## Exercise details
Report every line of the data that contains the string "装有减速器时的容许转矩", copying each one in full.

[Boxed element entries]
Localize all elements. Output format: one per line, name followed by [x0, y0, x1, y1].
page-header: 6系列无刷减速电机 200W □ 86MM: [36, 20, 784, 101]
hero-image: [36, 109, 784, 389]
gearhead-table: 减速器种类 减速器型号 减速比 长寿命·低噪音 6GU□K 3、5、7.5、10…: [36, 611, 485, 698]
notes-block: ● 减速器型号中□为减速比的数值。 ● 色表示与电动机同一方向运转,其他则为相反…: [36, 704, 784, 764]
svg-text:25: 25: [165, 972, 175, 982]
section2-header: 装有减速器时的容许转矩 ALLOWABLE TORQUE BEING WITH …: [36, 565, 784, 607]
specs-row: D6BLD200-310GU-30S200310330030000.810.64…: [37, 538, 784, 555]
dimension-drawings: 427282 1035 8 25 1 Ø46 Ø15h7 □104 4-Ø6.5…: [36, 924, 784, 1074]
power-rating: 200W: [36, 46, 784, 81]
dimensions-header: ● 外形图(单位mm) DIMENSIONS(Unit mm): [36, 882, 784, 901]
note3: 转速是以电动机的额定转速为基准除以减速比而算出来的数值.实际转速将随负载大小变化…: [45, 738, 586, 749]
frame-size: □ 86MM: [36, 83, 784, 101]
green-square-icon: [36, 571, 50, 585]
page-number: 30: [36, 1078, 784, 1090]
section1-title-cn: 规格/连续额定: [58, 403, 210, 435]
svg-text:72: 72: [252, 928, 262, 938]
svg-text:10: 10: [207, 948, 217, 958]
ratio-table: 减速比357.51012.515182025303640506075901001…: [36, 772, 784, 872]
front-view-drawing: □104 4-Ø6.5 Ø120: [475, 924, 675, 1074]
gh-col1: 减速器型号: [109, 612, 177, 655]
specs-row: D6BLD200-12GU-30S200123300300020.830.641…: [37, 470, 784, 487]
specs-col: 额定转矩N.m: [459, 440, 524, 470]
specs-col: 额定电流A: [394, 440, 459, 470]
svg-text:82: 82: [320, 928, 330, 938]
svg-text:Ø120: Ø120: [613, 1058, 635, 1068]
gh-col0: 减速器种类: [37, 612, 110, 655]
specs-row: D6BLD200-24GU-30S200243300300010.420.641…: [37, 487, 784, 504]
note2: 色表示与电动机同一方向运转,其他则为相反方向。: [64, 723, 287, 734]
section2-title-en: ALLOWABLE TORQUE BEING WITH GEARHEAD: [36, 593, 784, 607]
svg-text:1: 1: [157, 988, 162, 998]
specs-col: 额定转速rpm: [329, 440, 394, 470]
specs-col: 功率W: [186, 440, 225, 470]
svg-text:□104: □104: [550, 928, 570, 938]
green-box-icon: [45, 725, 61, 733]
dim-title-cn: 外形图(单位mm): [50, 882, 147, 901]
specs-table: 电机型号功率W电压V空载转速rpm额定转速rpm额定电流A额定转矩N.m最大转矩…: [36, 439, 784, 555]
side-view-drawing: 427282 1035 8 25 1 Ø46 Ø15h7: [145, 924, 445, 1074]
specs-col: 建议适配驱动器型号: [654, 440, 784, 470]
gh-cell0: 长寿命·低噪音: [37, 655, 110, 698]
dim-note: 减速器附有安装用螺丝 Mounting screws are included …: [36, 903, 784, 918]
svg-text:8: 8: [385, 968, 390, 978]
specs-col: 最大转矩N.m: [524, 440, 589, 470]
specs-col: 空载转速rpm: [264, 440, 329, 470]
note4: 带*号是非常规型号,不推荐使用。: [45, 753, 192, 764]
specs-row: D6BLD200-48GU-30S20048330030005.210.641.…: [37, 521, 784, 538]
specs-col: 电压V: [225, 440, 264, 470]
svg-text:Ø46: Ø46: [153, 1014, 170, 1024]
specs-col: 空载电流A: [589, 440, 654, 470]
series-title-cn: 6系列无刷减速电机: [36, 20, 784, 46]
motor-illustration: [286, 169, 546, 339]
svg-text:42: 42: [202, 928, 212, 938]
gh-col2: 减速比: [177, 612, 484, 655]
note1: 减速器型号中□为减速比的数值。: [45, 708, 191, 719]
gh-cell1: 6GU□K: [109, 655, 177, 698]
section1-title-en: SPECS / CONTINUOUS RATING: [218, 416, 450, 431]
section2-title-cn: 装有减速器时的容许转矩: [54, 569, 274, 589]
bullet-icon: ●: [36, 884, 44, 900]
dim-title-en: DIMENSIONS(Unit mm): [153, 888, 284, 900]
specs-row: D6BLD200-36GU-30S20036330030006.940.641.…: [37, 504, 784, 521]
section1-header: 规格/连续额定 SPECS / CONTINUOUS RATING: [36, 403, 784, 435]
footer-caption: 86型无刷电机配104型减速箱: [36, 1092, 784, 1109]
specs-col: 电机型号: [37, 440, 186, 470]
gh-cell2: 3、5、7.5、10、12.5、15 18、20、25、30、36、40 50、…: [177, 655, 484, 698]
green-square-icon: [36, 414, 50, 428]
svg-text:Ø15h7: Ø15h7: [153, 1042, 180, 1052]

## Task result
section2-header: 装有减速器时的容许转矩 ALLOWABLE TORQUE BEING WITH …: [36, 565, 784, 607]
section2-title-cn: 装有减速器时的容许转矩: [54, 569, 274, 589]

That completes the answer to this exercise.